Records:
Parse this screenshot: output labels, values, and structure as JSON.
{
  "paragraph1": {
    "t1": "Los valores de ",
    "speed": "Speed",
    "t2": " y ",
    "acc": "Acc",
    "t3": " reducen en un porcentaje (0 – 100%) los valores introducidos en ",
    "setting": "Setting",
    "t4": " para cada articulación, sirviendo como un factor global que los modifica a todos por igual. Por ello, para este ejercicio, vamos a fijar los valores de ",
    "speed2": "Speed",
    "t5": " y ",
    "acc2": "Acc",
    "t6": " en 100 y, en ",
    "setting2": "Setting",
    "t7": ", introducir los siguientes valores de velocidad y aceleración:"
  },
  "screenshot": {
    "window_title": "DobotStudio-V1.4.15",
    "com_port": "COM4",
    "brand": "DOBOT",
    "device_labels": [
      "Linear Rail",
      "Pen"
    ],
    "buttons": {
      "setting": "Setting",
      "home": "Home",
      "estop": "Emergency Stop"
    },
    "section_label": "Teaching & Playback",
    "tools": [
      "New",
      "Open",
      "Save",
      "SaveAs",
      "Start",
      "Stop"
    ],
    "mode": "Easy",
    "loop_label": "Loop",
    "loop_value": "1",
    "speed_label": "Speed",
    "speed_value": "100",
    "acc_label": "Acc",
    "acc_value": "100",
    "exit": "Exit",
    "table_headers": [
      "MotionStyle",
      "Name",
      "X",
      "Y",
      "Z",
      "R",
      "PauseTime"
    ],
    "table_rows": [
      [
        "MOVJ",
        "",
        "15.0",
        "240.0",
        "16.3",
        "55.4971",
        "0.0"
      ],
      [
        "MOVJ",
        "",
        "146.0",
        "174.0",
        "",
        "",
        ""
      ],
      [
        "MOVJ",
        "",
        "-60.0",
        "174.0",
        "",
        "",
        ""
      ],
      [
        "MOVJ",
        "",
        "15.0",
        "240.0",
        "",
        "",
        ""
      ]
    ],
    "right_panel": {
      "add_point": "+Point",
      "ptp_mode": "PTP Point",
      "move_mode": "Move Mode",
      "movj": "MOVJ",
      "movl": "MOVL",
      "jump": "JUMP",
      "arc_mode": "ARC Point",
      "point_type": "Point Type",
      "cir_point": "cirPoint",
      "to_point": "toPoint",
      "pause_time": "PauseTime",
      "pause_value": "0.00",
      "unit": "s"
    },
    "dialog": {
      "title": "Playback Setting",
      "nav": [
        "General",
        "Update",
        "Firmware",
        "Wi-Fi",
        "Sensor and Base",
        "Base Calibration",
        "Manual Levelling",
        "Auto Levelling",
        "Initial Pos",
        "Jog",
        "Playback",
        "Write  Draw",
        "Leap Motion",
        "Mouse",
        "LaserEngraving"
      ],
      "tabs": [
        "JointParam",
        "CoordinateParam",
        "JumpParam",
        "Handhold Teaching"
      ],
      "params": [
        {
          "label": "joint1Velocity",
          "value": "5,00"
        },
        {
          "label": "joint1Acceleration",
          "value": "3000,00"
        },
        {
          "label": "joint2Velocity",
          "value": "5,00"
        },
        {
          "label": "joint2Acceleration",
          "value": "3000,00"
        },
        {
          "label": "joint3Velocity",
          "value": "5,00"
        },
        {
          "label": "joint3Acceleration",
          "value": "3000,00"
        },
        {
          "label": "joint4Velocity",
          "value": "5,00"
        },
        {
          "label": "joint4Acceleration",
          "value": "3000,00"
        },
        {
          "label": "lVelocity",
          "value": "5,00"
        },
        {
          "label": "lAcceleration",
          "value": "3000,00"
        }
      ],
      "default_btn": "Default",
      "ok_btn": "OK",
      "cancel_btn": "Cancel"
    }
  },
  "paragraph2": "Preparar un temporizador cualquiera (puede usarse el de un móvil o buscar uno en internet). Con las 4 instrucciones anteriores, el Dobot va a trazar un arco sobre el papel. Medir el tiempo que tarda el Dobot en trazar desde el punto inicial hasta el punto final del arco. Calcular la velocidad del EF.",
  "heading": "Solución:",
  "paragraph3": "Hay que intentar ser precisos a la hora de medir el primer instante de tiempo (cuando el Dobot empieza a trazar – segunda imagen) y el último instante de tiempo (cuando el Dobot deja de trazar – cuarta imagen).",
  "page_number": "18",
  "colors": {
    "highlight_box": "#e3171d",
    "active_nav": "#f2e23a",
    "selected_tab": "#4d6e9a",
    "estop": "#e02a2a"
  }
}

EXERCISE DIRECTIONS - Write out the data exactly as it stands.

RESPONSE TO THIS EXERCISE -
Parse this screenshot: output labels, values, and structure as JSON.
{
  "paragraph1": {
    "t1": "Los valores de ",
    "speed": "Speed",
    "t2": " y ",
    "acc": "Acc",
    "t3": " reducen en un porcentaje (0 – 100%) los valores introducidos en ",
    "setting": "Setting",
    "t4": " para cada articulación, sirviendo como un factor global que los modifica a todos por igual. Por ello, para este ejercicio, vamos a fijar los valores de ",
    "speed2": "Speed",
    "t5": " y ",
    "acc2": "Acc",
    "t6": " en 100 y, en ",
    "setting2": "Setting",
    "t7": ", introducir los siguientes valores de velocidad y aceleración:"
  },
  "screenshot": {
    "window_title": "DobotStudio-V1.4.15",
    "com_port": "COM4",
    "brand": "DOBOT",
    "device_labels": [
      "Linear Rail",
      "Pen"
    ],
    "buttons": {
      "setting": "Setting",
      "home": "Home",
      "estop": "Emergency Stop"
    },
    "section_label": "Teaching & Playback",
    "tools": [
      "New",
      "Open",
      "Save",
      "SaveAs",
      "Start",
      "Stop"
    ],
    "mode": "Easy",
    "loop_label": "Loop",
    "loop_value": "1",
    "speed_label": "Speed",
    "speed_value": "100",
    "acc_label": "Acc",
    "acc_value": "100",
    "exit": "Exit",
    "table_headers": [
      "MotionStyle",
      "Name",
      "X",
      "Y",
      "Z",
      "R",
      "PauseTime"
    ],
    "table_rows": [
      [
        "MOVJ",
        "",
        "15.0",
        "240.0",
        "16.3",
        "55.4971",
        "0.0"
      ],
      [
        "MOVJ",
        "",
        "146.0",
        "174.0",
        "",
        "",
        ""
      ],
      [
        "MOVJ",
        "",
        "-60.0",
        "174.0",
        "",
        "",
        ""
      ],
      [
        "MOVJ",
        "",
        "15.0",
        "240.0",
        "",
        "",
        ""
      ]
    ],
    "right_panel": {
      "add_point": "+Point",
      "ptp_mode": "PTP Point",
      "move_mode": "Move Mode",
      "movj": "MOVJ",
      "movl": "MOVL",
      "jump": "JUMP",
      "arc_mode": "ARC Point",
      "point_type": "Point Type",
      "cir_point": "cirPoint",
      "to_point": "toPoint",
      "pause_time": "PauseTime",
      "pause_value": "0.00",
      "unit": "s"
    },
    "dialog": {
      "title": "Playback Setting",
      "nav": [
        "General",
        "Update",
        "Firmware",
        "Wi-Fi",
        "Sensor and Base",
        "Base Calibration",
        "Manual Levelling",
        "Auto Levelling",
        "Initial Pos",
        "Jog",
        "Playback",
        "Write  Draw",
        "Leap Motion",
        "Mouse",
        "LaserEngraving"
      ],
      "tabs": [
        "JointParam",
        "CoordinateParam",
        "JumpParam",
        "Handhold Teaching"
      ],
      "params": [
        {
          "label": "joint1Velocity",
          "value": "5,00"
        },
        {
          "label": "joint1Acceleration",
          "value": "3000,00"
        },
        {
          "label": "joint2Velocity",
          "value": "5,00"
        },
        {
          "label": "joint2Acceleration",
          "value": "3000,00"
        },
        {
          "label": "joint3Velocity",
          "value": "5,00"
        },
        {
          "label": "joint3Acceleration",
          "value": "3000,00"
        },
        {
          "label": "joint4Velocity",
          "value": "5,00"
        },
        {
          "label": "joint4Acceleration",
          "value": "3000,00"
        },
        {
          "label": "lVelocity",
          "value": "5,00"
        },
        {
          "label": "lAcceleration",
          "value": "3000,00"
        }
      ],
      "default_btn": "Default",
      "ok_btn": "OK",
      "cancel_btn": "Cancel"
    }
  },
  "paragraph2": "Preparar un temporizador cualquiera (puede usarse el de un móvil o buscar uno en internet). Con las 4 instrucciones anteriores, el Dobot va a trazar un arco sobre el papel. Medir el tiempo que tarda el Dobot en trazar desde el punto inicial hasta el punto final del arco. Calcular la velocidad del EF.",
  "heading": "Solución:",
  "paragraph3": "Hay que intentar ser precisos a la hora de medir el primer instante de tiempo (cuando el Dobot empieza a trazar – segunda imagen) y el último instante de tiempo (cuando el Dobot deja de trazar – cuarta imagen).",
  "page_number": "18",
  "colors": {
    "highlight_box": "#e3171d",
    "active_nav": "#f2e23a",
    "selected_tab": "#4d6e9a",
    "estop": "#e02a2a"
  }
}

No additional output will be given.